Written request -
Copy each entry as it stands, leaving nothing out.

The data -
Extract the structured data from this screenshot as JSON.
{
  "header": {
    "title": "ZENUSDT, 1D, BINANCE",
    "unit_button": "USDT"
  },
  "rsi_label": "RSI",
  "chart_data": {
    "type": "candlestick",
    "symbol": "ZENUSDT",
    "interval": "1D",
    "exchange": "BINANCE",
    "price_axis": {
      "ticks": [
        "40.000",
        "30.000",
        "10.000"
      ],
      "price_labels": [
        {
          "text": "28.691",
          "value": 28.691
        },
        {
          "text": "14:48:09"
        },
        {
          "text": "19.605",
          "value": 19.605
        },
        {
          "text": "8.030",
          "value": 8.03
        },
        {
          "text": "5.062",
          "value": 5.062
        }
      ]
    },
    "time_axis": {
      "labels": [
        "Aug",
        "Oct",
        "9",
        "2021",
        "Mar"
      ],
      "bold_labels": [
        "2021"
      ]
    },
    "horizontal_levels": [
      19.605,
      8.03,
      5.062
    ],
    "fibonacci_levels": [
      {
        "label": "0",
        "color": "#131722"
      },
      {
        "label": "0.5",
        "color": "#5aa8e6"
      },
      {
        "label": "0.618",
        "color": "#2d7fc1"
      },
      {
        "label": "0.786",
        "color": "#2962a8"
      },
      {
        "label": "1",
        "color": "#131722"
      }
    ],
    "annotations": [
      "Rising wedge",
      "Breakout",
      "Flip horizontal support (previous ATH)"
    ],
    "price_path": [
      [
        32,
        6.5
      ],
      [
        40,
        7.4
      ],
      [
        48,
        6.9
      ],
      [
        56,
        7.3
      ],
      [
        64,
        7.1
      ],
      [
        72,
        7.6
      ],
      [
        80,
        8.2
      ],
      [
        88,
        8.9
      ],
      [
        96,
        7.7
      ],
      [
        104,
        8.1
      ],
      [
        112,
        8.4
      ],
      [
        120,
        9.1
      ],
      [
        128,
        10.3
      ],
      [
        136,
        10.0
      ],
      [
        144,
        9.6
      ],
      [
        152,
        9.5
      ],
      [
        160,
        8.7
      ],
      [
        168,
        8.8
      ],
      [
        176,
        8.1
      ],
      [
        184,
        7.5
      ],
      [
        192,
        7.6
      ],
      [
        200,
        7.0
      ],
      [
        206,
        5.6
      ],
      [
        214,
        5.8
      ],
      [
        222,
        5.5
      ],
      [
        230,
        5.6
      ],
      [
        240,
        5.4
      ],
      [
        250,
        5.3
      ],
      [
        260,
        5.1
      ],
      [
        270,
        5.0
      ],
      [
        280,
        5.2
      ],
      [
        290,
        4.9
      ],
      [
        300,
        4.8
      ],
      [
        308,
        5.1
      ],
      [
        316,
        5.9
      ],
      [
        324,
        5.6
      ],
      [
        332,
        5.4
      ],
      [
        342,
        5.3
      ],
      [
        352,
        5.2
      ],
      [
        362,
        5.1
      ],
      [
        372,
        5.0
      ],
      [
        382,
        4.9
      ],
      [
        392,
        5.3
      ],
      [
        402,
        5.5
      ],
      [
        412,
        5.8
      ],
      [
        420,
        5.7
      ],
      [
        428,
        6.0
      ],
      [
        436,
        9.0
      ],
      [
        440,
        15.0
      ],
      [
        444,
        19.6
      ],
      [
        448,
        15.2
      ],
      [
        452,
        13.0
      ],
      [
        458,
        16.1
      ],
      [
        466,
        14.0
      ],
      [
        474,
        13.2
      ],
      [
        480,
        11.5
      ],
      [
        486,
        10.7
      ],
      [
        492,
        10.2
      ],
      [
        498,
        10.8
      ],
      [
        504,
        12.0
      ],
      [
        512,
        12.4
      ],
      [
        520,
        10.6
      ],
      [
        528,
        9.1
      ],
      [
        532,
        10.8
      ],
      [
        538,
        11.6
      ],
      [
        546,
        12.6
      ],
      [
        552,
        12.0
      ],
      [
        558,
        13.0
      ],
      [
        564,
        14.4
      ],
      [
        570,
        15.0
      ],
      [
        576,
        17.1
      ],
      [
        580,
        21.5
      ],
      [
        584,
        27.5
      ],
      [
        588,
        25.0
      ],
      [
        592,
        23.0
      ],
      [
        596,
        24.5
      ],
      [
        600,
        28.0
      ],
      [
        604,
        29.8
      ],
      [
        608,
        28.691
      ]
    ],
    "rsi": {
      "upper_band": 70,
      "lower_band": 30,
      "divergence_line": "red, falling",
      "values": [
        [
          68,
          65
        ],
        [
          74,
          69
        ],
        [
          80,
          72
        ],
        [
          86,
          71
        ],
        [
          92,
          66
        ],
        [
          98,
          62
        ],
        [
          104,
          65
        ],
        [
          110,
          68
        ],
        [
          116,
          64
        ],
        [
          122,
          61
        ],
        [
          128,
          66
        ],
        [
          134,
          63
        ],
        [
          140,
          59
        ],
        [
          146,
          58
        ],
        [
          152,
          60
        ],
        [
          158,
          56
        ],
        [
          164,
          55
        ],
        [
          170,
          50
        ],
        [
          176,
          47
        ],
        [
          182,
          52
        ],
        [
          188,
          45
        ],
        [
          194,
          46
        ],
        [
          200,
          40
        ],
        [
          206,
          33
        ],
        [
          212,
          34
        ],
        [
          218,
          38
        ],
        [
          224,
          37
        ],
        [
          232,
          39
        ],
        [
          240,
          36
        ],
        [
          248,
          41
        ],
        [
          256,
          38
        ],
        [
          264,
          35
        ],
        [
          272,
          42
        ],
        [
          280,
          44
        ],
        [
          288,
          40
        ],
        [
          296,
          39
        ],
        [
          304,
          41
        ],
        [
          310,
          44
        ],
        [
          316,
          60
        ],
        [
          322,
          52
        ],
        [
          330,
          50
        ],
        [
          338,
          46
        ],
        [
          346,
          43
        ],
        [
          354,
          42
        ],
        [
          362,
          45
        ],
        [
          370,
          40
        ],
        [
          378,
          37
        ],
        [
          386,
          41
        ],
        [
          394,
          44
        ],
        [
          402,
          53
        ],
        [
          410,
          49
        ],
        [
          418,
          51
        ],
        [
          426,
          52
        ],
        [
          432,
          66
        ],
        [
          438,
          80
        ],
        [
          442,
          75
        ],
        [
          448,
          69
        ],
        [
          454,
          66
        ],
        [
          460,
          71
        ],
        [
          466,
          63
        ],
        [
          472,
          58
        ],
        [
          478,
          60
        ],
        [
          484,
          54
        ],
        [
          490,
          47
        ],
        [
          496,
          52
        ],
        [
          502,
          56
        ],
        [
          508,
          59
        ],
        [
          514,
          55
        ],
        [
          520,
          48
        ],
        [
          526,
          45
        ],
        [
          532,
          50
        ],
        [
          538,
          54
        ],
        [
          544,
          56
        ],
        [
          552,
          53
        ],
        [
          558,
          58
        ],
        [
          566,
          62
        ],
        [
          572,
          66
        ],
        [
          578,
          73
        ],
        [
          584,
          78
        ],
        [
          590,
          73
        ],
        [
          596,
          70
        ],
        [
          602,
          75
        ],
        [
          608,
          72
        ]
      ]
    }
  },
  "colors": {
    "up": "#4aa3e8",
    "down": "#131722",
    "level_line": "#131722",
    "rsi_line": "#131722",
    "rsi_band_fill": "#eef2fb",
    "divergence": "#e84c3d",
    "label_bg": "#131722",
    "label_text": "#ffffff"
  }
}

Exercise output -
Extract the structured data from this screenshot as JSON.
{
  "header": {
    "title": "ZENUSDT, 1D, BINANCE",
    "unit_button": "USDT"
  },
  "rsi_label": "RSI",
  "chart_data": {
    "type": "candlestick",
    "symbol": "ZENUSDT",
    "interval": "1D",
    "exchange": "BINANCE",
    "price_axis": {
      "ticks": [
        "40.000",
        "30.000",
        "10.000"
      ],
      "price_labels": [
        {
          "text": "28.691",
          "value": 28.691
        },
        {
          "text": "14:48:09"
        },
        {
          "text": "19.605",
          "value": 19.605
        },
        {
          "text": "8.030",
          "value": 8.03
        },
        {
          "text": "5.062",
          "value": 5.062
        }
      ]
    },
    "time_axis": {
      "labels": [
        "Aug",
        "Oct",
        "9",
        "2021",
        "Mar"
      ],
      "bold_labels": [
        "2021"
      ]
    },
    "horizontal_levels": [
      19.605,
      8.03,
      5.062
    ],
    "fibonacci_levels": [
      {
        "label": "0",
        "color": "#131722"
      },
      {
        "label": "0.5",
        "color": "#5aa8e6"
      },
      {
        "label": "0.618",
        "color": "#2d7fc1"
      },
      {
        "label": "0.786",
        "color": "#2962a8"
      },
      {
        "label": "1",
        "color": "#131722"
      }
    ],
    "annotations": [
      "Rising wedge",
      "Breakout",
      "Flip horizontal support (previous ATH)"
    ],
    "price_path": [
      [
        32,
        6.5
      ],
      [
        40,
        7.4
      ],
      [
        48,
        6.9
      ],
      [
        56,
        7.3
      ],
      [
        64,
        7.1
      ],
      [
        72,
        7.6
      ],
      [
        80,
        8.2
      ],
      [
        88,
        8.9
      ],
      [
        96,
        7.7
      ],
      [
        104,
        8.1
      ],
      [
        112,
        8.4
      ],
      [
        120,
        9.1
      ],
      [
        128,
        10.3
      ],
      [
        136,
        10.0
      ],
      [
        144,
        9.6
      ],
      [
        152,
        9.5
      ],
      [
        160,
        8.7
      ],
      [
        168,
        8.8
      ],
      [
        176,
        8.1
      ],
      [
        184,
        7.5
      ],
      [
        192,
        7.6
      ],
      [
        200,
        7.0
      ],
      [
        206,
        5.6
      ],
      [
        214,
        5.8
      ],
      [
        222,
        5.5
      ],
      [
        230,
        5.6
      ],
      [
        240,
        5.4
      ],
      [
        250,
        5.3
      ],
      [
        260,
        5.1
      ],
      [
        270,
        5.0
      ],
      [
        280,
        5.2
      ],
      [
        290,
        4.9
      ],
      [
        300,
        4.8
      ],
      [
        308,
        5.1
      ],
      [
        316,
        5.9
      ],
      [
        324,
        5.6
      ],
      [
        332,
        5.4
      ],
      [
        342,
        5.3
      ],
      [
        352,
        5.2
      ],
      [
        362,
        5.1
      ],
      [
        372,
        5.0
      ],
      [
        382,
        4.9
      ],
      [
        392,
        5.3
      ],
      [
        402,
        5.5
      ],
      [
        412,
        5.8
      ],
      [
        420,
        5.7
      ],
      [
        428,
        6.0
      ],
      [
        436,
        9.0
      ],
      [
        440,
        15.0
      ],
      [
        444,
        19.6
      ],
      [
        448,
        15.2
      ],
      [
        452,
        13.0
      ],
      [
        458,
        16.1
      ],
      [
        466,
        14.0
      ],
      [
        474,
        13.2
      ],
      [
        480,
        11.5
      ],
      [
        486,
        10.7
      ],
      [
        492,
        10.2
      ],
      [
        498,
        10.8
      ],
      [
        504,
        12.0
      ],
      [
        512,
        12.4
      ],
      [
        520,
        10.6
      ],
      [
        528,
        9.1
      ],
      [
        532,
        10.8
      ],
      [
        538,
        11.6
      ],
      [
        546,
        12.6
      ],
      [
        552,
        12.0
      ],
      [
        558,
        13.0
      ],
      [
        564,
        14.4
      ],
      [
        570,
        15.0
      ],
      [
        576,
        17.1
      ],
      [
        580,
        21.5
      ],
      [
        584,
        27.5
      ],
      [
        588,
        25.0
      ],
      [
        592,
        23.0
      ],
      [
        596,
        24.5
      ],
      [
        600,
        28.0
      ],
      [
        604,
        29.8
      ],
      [
        608,
        28.691
      ]
    ],
    "rsi": {
      "upper_band": 70,
      "lower_band": 30,
      "divergence_line": "red, falling",
      "values": [
        [
          68,
          65
        ],
        [
          74,
          69
        ],
        [
          80,
          72
        ],
        [
          86,
          71
        ],
        [
          92,
          66
        ],
        [
          98,
          62
        ],
        [
          104,
          65
        ],
        [
          110,
          68
        ],
        [
          116,
          64
        ],
        [
          122,
          61
        ],
        [
          128,
          66
        ],
        [
          134,
          63
        ],
        [
          140,
          59
        ],
        [
          146,
          58
        ],
        [
          152,
          60
        ],
        [
          158,
          56
        ],
        [
          164,
          55
        ],
        [
          170,
          50
        ],
        [
          176,
          47
        ],
        [
          182,
          52
        ],
        [
          188,
          45
        ],
        [
          194,
          46
        ],
        [
          200,
          40
        ],
        [
          206,
          33
        ],
        [
          212,
          34
        ],
        [
          218,
          38
        ],
        [
          224,
          37
        ],
        [
          232,
          39
        ],
        [
          240,
          36
        ],
        [
          248,
          41
        ],
        [
          256,
          38
        ],
        [
          264,
          35
        ],
        [
          272,
          42
        ],
        [
          280,
          44
        ],
        [
          288,
          40
        ],
        [
          296,
          39
        ],
        [
          304,
          41
        ],
        [
          310,
          44
        ],
        [
          316,
          60
        ],
        [
          322,
          52
        ],
        [
          330,
          50
        ],
        [
          338,
          46
        ],
        [
          346,
          43
        ],
        [
          354,
          42
        ],
        [
          362,
          45
        ],
        [
          370,
          40
        ],
        [
          378,
          37
        ],
        [
          386,
          41
        ],
        [
          394,
          44
        ],
        [
          402,
          53
        ],
        [
          410,
          49
        ],
        [
          418,
          51
        ],
        [
          426,
          52
        ],
        [
          432,
          66
        ],
        [
          438,
          80
        ],
        [
          442,
          75
        ],
        [
          448,
          69
        ],
        [
          454,
          66
        ],
        [
          460,
          71
        ],
        [
          466,
          63
        ],
        [
          472,
          58
        ],
        [
          478,
          60
        ],
        [
          484,
          54
        ],
        [
          490,
          47
        ],
        [
          496,
          52
        ],
        [
          502,
          56
        ],
        [
          508,
          59
        ],
        [
          514,
          55
        ],
        [
          520,
          48
        ],
        [
          526,
          45
        ],
        [
          532,
          50
        ],
        [
          538,
          54
        ],
        [
          544,
          56
        ],
        [
          552,
          53
        ],
        [
          558,
          58
        ],
        [
          566,
          62
        ],
        [
          572,
          66
        ],
        [
          578,
          73
        ],
        [
          584,
          78
        ],
        [
          590,
          73
        ],
        [
          596,
          70
        ],
        [
          602,
          75
        ],
        [
          608,
          72
        ]
      ]
    }
  },
  "colors": {
    "up": "#4aa3e8",
    "down": "#131722",
    "level_line": "#131722",
    "rsi_line": "#131722",
    "rsi_band_fill": "#eef2fb",
    "divergence": "#e84c3d",
    "label_bg": "#131722",
    "label_text": "#ffffff"
  }
}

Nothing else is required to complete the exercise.